**Short task**: Return all lines where the word "subtitle" can be found.

** BEGIN Records provided **

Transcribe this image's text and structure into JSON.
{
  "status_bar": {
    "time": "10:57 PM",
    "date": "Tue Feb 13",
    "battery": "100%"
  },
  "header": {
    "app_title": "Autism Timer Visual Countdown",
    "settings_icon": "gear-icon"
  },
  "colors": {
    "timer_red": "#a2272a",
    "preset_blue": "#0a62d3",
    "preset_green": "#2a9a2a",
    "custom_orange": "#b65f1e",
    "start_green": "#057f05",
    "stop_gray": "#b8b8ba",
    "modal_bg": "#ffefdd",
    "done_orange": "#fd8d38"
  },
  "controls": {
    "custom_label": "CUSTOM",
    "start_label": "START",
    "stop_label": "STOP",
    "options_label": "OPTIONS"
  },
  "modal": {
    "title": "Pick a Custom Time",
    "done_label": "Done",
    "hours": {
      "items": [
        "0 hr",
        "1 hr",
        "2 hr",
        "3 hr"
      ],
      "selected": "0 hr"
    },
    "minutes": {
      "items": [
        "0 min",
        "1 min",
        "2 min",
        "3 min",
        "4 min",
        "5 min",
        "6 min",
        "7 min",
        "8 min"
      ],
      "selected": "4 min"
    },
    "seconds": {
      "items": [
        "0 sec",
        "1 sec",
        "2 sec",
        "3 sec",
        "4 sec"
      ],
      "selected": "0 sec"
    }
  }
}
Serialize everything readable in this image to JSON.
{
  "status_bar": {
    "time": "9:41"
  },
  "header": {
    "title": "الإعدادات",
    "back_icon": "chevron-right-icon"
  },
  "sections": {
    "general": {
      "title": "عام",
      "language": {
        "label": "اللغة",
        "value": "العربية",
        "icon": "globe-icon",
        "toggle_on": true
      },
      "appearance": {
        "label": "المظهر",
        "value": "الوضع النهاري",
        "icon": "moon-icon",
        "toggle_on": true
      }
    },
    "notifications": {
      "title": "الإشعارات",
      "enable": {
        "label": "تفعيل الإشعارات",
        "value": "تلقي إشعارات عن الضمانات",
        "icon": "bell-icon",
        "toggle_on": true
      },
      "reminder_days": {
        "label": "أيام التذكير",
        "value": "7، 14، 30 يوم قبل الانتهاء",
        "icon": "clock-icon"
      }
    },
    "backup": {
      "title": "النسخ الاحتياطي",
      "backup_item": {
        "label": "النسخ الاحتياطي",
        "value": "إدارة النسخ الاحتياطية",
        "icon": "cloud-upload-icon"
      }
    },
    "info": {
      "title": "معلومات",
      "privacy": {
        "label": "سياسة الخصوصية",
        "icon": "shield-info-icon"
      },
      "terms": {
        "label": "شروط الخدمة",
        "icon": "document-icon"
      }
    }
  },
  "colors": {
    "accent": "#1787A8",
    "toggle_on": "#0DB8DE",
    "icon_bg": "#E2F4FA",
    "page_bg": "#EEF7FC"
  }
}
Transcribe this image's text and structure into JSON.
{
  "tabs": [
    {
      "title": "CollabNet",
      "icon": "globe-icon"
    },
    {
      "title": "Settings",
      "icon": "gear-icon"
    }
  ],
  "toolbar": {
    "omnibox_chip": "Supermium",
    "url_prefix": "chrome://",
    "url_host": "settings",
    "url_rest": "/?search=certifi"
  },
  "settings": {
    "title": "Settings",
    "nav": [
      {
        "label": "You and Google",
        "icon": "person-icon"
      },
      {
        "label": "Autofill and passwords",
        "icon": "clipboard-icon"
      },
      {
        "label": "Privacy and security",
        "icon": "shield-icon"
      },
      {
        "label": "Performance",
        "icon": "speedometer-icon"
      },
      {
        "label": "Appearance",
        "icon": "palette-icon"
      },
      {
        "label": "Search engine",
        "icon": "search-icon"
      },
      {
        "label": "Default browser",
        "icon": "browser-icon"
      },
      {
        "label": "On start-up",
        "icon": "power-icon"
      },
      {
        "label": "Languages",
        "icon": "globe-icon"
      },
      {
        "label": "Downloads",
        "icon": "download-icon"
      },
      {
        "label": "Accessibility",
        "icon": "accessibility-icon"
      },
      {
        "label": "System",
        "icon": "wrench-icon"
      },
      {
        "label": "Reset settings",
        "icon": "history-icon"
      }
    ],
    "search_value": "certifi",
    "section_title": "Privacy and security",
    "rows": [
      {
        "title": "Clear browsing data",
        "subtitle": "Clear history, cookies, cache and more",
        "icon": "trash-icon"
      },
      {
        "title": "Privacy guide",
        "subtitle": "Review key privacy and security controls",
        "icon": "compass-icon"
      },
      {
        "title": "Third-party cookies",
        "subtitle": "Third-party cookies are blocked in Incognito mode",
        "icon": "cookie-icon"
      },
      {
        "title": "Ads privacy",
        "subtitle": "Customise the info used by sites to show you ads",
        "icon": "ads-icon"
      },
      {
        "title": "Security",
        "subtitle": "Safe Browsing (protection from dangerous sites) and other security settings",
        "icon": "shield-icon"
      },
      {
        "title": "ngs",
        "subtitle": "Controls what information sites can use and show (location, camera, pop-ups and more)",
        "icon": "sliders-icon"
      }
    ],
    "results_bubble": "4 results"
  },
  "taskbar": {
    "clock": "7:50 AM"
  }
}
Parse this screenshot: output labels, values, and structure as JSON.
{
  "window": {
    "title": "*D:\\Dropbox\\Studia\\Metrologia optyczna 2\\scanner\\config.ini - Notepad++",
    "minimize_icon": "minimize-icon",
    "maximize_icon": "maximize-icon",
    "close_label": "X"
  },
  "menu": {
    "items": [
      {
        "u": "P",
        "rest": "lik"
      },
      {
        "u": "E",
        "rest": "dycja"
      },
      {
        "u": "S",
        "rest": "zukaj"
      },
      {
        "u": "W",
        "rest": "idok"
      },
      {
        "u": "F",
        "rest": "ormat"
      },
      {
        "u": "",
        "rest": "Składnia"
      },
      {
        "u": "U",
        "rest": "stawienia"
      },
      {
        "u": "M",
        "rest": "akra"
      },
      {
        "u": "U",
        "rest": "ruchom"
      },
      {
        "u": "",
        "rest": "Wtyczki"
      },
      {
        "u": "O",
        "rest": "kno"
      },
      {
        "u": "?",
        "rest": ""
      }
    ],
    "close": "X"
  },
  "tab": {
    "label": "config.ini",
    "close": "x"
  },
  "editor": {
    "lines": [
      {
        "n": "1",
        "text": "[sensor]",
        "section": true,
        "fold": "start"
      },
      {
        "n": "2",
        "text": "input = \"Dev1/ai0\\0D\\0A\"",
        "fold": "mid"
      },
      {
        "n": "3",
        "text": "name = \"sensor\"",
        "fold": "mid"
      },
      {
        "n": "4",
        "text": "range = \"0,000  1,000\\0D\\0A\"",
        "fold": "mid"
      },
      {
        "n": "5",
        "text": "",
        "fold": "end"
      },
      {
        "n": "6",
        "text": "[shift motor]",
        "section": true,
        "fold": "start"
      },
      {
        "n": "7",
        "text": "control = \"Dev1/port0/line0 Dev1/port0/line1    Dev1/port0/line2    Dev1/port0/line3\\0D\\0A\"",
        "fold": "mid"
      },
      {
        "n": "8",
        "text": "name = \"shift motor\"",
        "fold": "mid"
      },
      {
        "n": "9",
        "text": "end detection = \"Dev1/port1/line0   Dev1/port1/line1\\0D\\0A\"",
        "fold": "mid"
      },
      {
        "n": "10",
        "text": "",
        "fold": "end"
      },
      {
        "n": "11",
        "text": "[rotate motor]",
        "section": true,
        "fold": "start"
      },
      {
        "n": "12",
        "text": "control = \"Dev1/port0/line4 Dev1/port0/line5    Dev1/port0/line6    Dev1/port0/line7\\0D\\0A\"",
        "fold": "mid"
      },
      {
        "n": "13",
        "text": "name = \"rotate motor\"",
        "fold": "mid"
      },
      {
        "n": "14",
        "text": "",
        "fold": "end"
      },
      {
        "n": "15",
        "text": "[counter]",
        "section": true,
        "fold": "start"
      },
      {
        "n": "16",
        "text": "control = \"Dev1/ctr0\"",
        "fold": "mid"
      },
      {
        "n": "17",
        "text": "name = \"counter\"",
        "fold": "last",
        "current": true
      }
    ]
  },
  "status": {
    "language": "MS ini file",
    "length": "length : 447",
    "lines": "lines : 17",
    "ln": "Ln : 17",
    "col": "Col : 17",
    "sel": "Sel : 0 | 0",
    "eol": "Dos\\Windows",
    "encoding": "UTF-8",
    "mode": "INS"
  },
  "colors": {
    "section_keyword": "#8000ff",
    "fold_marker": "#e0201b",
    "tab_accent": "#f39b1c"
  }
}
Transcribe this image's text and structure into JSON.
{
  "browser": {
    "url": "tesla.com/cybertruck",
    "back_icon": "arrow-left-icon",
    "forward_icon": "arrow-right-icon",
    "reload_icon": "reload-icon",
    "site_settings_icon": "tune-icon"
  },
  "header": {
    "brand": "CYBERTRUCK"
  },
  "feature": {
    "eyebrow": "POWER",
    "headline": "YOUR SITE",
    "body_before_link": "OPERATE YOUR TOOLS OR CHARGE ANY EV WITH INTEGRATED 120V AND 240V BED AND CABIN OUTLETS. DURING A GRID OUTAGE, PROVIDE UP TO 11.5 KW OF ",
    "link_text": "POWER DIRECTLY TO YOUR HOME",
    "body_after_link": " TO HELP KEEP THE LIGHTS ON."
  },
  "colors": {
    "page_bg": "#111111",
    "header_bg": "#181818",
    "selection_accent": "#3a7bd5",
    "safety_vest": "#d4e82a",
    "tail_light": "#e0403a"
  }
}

** END Records provided **

**Right answer**:
        "subtitle": "Clear history, cookies, cache and more",
        "subtitle": "Review key privacy and security controls",
        "subtitle": "Third-party cookies are blocked in Incognito mode",
        "subtitle": "Customise the info used by sites to show you ads",
        "subtitle": "Safe Browsing (protection from dangerous sites) and other security settings",
        "subtitle": "Controls what information sites can use and show (location, camera, pop-ups and more)",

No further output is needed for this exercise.